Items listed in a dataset
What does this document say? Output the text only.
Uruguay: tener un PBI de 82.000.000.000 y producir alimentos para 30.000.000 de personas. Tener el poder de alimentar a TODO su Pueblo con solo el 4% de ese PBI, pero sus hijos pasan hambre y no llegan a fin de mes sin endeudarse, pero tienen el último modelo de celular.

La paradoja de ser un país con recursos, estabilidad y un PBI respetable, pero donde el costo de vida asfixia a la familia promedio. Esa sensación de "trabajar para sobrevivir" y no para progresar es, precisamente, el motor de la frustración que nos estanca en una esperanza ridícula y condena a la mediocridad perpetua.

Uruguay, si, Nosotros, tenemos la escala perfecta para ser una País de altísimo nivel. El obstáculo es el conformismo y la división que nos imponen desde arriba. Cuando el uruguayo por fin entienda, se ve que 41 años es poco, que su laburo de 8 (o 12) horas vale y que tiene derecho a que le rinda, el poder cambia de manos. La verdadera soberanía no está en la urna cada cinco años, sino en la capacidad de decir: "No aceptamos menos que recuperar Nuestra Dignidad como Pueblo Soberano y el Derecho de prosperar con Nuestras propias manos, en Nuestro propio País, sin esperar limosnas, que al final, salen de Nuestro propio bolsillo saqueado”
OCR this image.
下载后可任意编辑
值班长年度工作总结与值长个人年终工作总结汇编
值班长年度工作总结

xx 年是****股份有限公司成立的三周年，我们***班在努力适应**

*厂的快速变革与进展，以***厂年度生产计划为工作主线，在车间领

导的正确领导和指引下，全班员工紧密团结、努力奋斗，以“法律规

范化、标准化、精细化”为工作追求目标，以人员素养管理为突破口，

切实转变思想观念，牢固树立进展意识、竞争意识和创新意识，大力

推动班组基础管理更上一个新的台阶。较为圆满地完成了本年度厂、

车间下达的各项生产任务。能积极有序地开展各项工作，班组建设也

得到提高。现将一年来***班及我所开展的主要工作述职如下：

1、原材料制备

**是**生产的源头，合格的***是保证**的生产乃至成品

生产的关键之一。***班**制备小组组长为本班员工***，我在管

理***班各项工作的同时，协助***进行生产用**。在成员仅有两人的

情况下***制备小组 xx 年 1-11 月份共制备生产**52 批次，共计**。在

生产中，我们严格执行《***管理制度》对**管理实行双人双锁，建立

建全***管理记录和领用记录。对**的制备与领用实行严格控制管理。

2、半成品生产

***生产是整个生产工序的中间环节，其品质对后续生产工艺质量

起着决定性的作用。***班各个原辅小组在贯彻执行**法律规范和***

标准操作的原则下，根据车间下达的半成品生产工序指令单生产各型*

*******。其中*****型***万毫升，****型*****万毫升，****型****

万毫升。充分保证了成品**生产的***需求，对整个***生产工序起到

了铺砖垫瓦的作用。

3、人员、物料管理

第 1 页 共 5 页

#### What you are asked to do:
From the material above, gather all lines that include the string "this" and copy them.

#### Solution below:
What does this document say? Output the text only.
OCR this image.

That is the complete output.